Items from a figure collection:
***
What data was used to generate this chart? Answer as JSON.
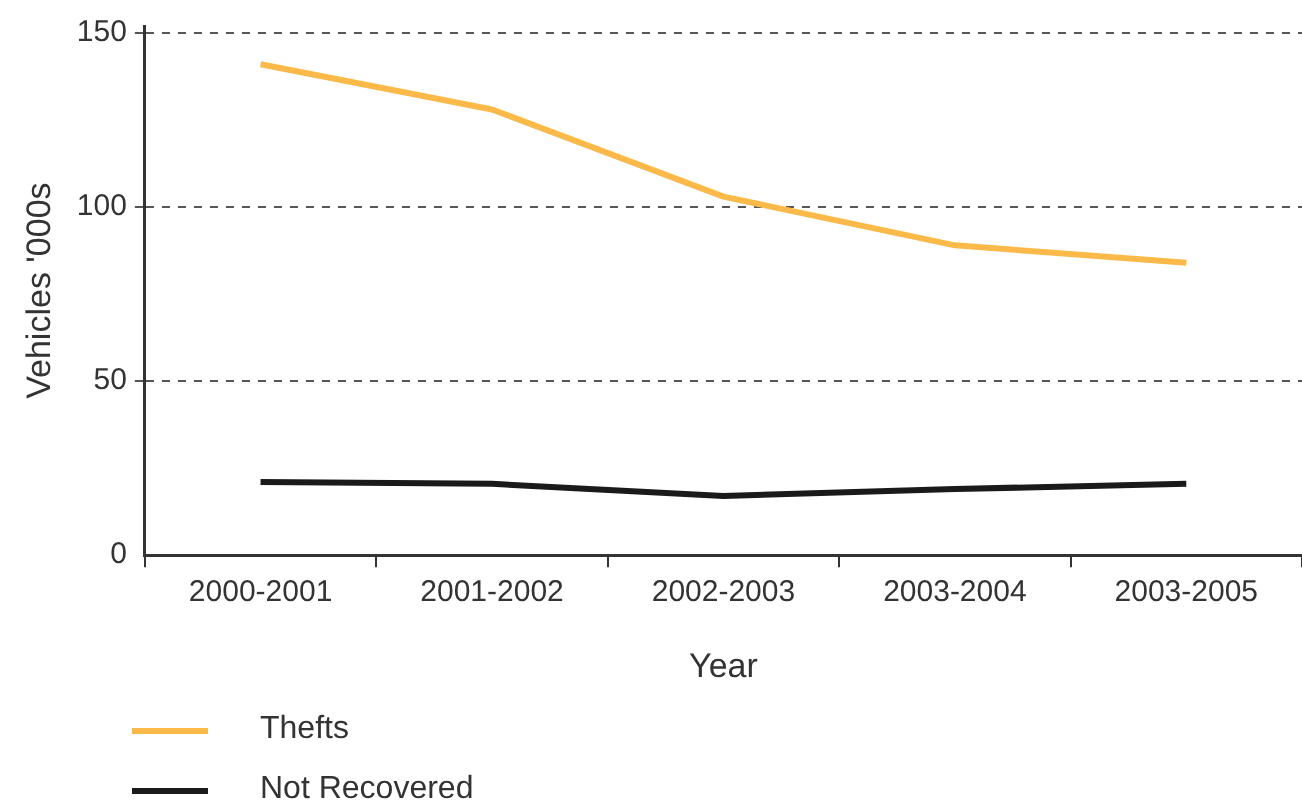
{
  "chart_data": {
    "type": "line",
    "xlabel": "Year",
    "ylabel": "Vehicles '000s",
    "categories": [
      "2000-2001",
      "2001-2002",
      "2002-2003",
      "2003-2004",
      "2003-2005"
    ],
    "series": [
      {
        "name": "Thefts",
        "color": "#fbb94a",
        "values": [
          141,
          128,
          103,
          89,
          84
        ]
      },
      {
        "name": "Not Recovered",
        "color": "#1a1a1a",
        "values": [
          21,
          20.5,
          17,
          19,
          20.5
        ]
      }
    ],
    "ylim": [
      0,
      152
    ],
    "yticks": [
      0,
      50,
      100,
      150
    ],
    "grid": "y",
    "legend": "bottom",
    "marker": "none",
    "line_style": "solid"
  }
}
***
PROBLEM TO WORK ON:
Set down every record once more, word for word, without pictures.

RESULT OF THE EXERCISE:
What data was used to generate this chart? Answer as JSON.
{
  "chart_data": {
    "type": "line",
    "xlabel": "Year",
    "ylabel": "Vehicles '000s",
    "categories": [
      "2000-2001",
      "2001-2002",
      "2002-2003",
      "2003-2004",
      "2003-2005"
    ],
    "series": [
      {
        "name": "Thefts",
        "color": "#fbb94a",
        "values": [
          141,
          128,
          103,
          89,
          84
        ]
      },
      {
        "name": "Not Recovered",
        "color": "#1a1a1a",
        "values": [
          21,
          20.5,
          17,
          19,
          20.5
        ]
      }
    ],
    "ylim": [
      0,
      152
    ],
    "yticks": [
      0,
      50,
      100,
      150
    ],
    "grid": "y",
    "legend": "bottom",
    "marker": "none",
    "line_style": "solid"
  }
}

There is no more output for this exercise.